-- Start of Supplied records --

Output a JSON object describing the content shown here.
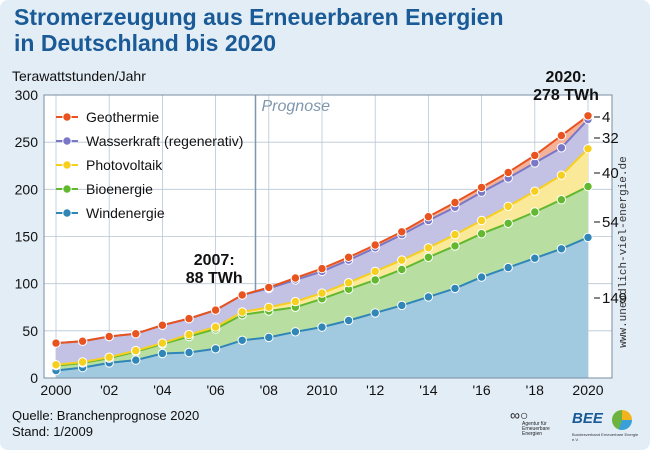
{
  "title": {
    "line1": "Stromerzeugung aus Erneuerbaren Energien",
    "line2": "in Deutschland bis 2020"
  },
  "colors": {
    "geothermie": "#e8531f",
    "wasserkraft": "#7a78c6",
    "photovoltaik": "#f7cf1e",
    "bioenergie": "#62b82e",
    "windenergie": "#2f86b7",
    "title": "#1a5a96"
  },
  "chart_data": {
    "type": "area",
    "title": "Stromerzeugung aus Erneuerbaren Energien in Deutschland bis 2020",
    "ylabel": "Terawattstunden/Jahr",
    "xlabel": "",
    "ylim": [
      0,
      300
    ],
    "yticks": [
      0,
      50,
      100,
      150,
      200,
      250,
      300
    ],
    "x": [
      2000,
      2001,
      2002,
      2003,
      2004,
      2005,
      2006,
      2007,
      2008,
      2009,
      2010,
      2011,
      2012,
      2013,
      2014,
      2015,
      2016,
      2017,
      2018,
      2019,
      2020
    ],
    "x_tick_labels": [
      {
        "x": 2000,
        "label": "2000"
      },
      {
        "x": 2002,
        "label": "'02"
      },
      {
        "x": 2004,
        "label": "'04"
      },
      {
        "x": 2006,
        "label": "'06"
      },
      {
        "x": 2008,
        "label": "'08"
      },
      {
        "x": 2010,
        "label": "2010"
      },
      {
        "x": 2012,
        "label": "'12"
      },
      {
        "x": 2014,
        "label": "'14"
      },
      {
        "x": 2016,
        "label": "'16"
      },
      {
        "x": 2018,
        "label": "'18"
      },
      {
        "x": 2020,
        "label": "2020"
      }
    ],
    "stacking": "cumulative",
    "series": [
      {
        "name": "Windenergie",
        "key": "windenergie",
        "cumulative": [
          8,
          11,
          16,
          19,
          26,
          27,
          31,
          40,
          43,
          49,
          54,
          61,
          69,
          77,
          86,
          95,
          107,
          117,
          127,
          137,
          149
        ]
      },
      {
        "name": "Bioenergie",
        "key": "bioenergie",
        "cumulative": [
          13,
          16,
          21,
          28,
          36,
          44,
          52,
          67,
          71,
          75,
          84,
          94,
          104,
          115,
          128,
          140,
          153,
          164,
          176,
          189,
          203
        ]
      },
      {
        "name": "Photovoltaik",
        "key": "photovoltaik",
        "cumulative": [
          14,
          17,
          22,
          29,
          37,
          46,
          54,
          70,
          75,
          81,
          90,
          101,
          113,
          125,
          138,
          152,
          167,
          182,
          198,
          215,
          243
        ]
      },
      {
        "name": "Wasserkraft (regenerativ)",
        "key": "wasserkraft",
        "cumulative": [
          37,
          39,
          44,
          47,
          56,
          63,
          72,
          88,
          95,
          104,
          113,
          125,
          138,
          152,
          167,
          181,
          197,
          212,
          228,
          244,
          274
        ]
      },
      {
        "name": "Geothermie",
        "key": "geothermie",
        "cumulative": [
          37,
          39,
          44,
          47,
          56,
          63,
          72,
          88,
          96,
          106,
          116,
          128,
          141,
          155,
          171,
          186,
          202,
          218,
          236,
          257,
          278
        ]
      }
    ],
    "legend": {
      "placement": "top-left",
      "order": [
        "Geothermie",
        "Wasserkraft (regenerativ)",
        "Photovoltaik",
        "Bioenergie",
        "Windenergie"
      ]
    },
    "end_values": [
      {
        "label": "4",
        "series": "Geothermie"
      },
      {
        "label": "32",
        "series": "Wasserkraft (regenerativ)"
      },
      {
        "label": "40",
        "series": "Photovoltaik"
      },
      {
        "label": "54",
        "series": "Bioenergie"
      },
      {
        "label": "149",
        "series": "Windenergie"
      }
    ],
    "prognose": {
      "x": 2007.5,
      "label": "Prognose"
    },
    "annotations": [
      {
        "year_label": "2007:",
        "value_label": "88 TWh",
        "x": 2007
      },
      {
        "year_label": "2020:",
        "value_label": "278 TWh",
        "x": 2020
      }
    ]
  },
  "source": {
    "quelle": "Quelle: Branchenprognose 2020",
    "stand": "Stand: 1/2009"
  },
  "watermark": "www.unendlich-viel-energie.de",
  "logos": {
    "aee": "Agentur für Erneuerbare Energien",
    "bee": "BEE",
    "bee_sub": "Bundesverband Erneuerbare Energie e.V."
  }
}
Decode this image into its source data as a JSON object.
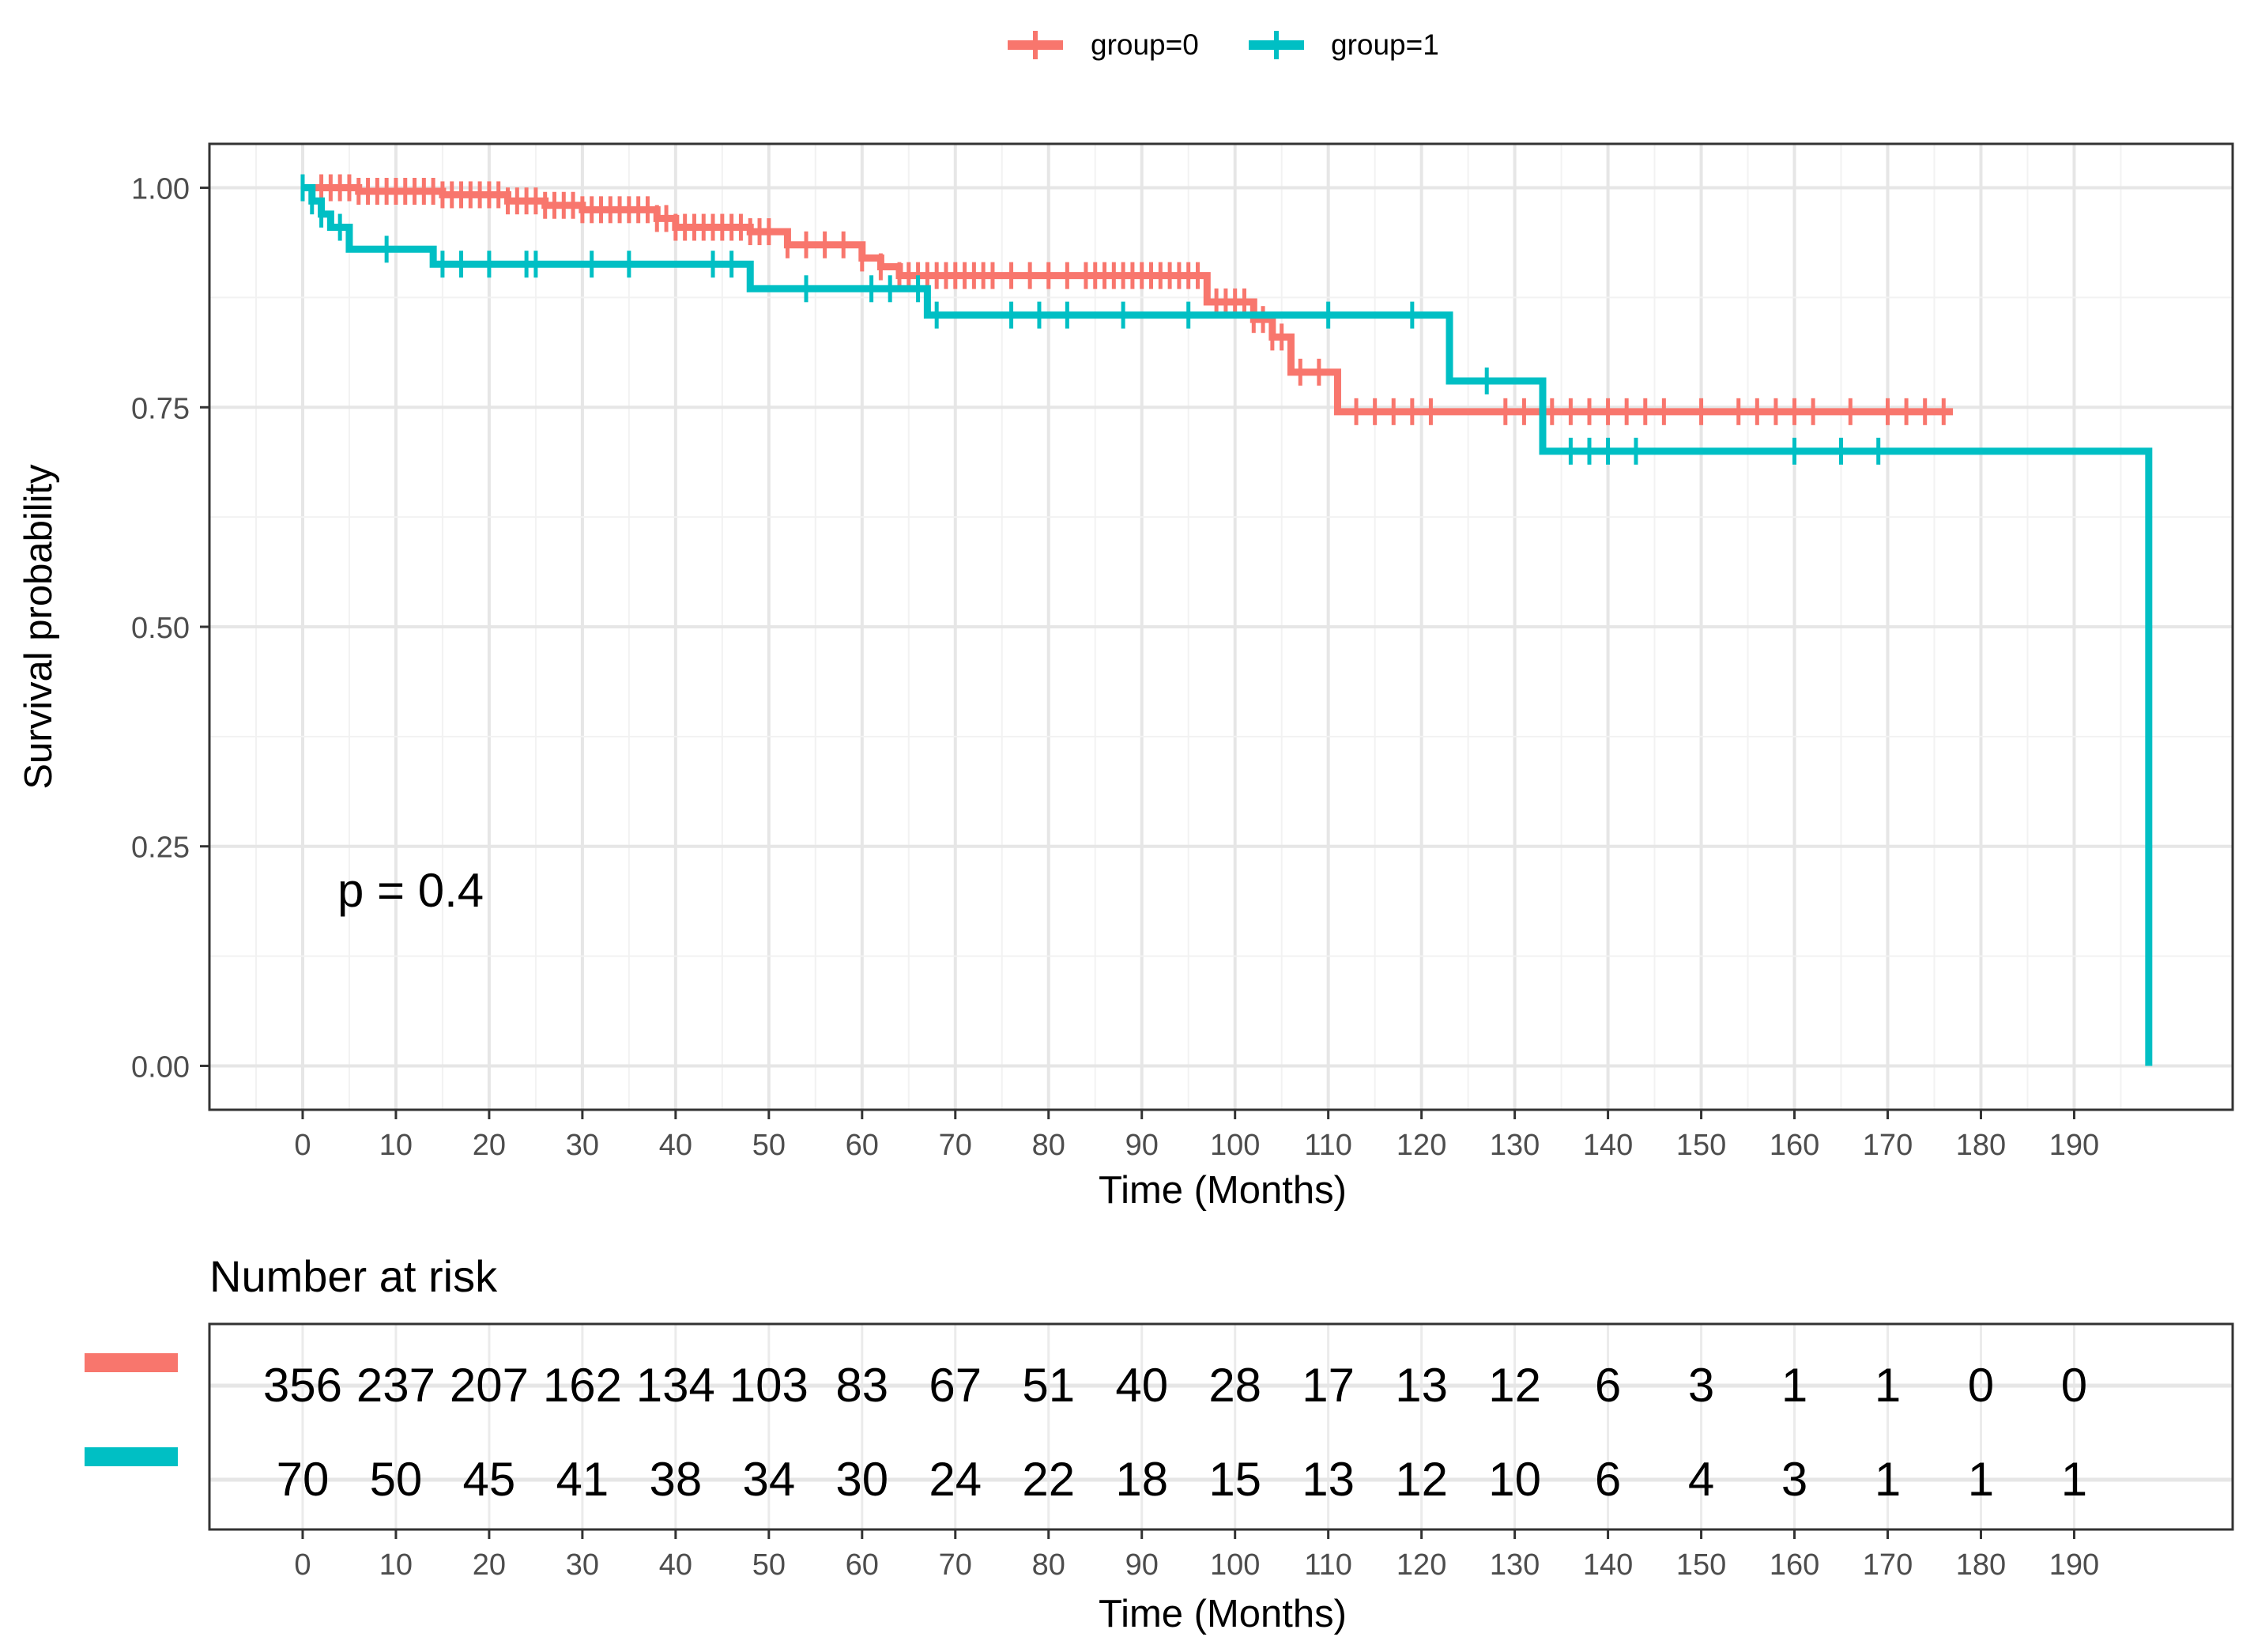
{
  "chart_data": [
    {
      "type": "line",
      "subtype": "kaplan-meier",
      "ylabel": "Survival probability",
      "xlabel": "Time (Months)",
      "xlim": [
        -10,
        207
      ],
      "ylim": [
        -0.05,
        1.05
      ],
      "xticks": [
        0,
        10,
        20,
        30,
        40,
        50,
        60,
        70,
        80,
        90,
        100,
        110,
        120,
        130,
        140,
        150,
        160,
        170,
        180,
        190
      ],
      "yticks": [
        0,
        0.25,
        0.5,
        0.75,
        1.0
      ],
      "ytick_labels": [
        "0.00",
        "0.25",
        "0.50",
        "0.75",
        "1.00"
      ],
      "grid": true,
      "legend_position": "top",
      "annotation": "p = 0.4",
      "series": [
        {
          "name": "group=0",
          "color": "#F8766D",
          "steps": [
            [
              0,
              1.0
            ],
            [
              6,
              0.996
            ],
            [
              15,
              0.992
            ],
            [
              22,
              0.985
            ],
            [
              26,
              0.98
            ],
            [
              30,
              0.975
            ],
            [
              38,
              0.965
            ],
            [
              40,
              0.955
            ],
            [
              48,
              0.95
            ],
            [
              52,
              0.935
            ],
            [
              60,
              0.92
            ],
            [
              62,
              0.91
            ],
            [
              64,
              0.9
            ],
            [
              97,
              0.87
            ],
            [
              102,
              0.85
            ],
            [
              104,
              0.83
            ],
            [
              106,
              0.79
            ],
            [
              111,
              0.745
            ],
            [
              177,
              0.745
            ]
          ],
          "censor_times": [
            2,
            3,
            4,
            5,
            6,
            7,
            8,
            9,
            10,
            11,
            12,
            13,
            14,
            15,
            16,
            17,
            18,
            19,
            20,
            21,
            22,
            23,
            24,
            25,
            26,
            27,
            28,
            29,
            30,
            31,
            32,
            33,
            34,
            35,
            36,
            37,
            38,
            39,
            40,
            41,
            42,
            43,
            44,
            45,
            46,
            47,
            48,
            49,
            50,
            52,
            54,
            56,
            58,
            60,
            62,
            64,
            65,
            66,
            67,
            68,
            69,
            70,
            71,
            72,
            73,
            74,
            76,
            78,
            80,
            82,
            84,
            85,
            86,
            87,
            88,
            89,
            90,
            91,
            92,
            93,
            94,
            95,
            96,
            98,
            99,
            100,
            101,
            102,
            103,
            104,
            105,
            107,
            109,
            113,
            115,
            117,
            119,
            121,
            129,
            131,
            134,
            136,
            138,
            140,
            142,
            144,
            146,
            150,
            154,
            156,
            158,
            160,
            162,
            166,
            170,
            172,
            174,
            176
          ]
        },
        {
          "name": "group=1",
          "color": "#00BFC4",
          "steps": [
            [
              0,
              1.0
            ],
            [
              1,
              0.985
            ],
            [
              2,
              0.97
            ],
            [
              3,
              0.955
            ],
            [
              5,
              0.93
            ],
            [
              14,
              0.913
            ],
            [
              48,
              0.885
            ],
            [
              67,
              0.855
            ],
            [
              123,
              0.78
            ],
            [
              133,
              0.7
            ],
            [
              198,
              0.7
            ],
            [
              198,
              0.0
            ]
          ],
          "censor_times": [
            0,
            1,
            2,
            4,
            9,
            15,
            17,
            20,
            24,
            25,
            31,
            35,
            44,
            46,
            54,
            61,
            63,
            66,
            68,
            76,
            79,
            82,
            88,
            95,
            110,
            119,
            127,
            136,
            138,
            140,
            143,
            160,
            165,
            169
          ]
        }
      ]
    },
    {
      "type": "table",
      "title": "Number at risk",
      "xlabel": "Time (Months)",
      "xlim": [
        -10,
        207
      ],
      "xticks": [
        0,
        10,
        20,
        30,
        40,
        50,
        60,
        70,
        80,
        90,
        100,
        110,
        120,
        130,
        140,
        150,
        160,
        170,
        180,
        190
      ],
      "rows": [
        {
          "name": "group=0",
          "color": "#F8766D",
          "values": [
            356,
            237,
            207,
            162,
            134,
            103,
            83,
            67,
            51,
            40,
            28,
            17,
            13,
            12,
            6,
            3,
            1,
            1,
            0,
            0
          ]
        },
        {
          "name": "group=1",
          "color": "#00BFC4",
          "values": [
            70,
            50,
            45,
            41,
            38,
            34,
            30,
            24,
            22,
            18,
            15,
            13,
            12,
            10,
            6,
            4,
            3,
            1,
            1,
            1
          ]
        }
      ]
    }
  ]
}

-- End of Supplied records --

**Objective**
A single figure is required: the number of lines above in which the word "Stromerzeugung" occurs.

**Solution below**
2